Below is a set of records. Repeat all of them exactly.
»»
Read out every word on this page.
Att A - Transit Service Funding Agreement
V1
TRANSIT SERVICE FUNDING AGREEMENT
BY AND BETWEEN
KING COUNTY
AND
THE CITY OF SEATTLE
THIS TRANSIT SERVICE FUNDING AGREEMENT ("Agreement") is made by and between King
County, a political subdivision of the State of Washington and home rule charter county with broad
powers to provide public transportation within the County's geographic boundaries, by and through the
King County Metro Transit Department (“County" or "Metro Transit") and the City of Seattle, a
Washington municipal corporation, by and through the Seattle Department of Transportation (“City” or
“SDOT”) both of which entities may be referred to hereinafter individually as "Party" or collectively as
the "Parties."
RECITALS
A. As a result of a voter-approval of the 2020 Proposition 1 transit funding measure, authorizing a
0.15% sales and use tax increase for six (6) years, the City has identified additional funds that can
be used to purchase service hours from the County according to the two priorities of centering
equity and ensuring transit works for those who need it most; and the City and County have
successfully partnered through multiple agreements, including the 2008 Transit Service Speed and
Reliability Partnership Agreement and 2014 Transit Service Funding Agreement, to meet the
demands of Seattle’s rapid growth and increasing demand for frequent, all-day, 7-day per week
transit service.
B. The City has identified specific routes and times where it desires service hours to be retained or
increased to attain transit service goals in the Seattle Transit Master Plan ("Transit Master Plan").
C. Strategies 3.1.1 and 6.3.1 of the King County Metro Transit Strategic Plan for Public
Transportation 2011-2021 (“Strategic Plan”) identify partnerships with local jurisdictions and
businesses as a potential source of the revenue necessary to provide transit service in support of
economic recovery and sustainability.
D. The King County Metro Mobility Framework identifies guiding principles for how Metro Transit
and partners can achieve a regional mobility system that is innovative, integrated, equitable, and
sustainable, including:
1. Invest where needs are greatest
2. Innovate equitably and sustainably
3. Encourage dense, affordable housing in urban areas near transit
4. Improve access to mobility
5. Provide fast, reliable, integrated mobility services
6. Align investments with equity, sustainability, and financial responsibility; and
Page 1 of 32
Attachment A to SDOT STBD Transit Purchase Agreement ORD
««
> _FULL ANSWER_
Read out every word on this page.
Att A - Transit Service Funding Agreement
V1
TRANSIT SERVICE FUNDING AGREEMENT
BY AND BETWEEN
KING COUNTY
AND
THE CITY OF SEATTLE
THIS TRANSIT SERVICE FUNDING AGREEMENT ("Agreement") is made by and between King
County, a political subdivision of the State of Washington and home rule charter county with broad
powers to provide public transportation within the County's geographic boundaries, by and through the
King County Metro Transit Department (“County" or "Metro Transit") and the City of Seattle, a
Washington municipal corporation, by and through the Seattle Department of Transportation (“City” or
“SDOT”) both of which entities may be referred to hereinafter individually as "Party" or collectively as
the "Parties."
RECITALS
A. As a result of a voter-approval of the 2020 Proposition 1 transit funding measure, authorizing a
0.15% sales and use tax increase for six (6) years, the City has identified additional funds that can
be used to purchase service hours from the County according to the two priorities of centering
equity and ensuring transit works for those who need it most; and the City and County have
successfully partnered through multiple agreements, including the 2008 Transit Service Speed and
Reliability Partnership Agreement and 2014 Transit Service Funding Agreement, to meet the
demands of Seattle’s rapid growth and increasing demand for frequent, all-day, 7-day per week
transit service.
B. The City has identified specific routes and times where it desires service hours to be retained or
increased to attain transit service goals in the Seattle Transit Master Plan ("Transit Master Plan").
C. Strategies 3.1.1 and 6.3.1 of the King County Metro Transit Strategic Plan for Public
Transportation 2011-2021 (“Strategic Plan”) identify partnerships with local jurisdictions and
businesses as a potential source of the revenue necessary to provide transit service in support of
economic recovery and sustainability.
D. The King County Metro Mobility Framework identifies guiding principles for how Metro Transit
and partners can achieve a regional mobility system that is innovative, integrated, equitable, and
sustainable, including:
1. Invest where needs are greatest
2. Innovate equitably and sustainably
3. Encourage dense, affordable housing in urban areas near transit
4. Improve access to mobility
5. Provide fast, reliable, integrated mobility services
6. Align investments with equity, sustainability, and financial responsibility; and
Page 1 of 32
Attachment A to SDOT STBD Transit Purchase Agreement ORD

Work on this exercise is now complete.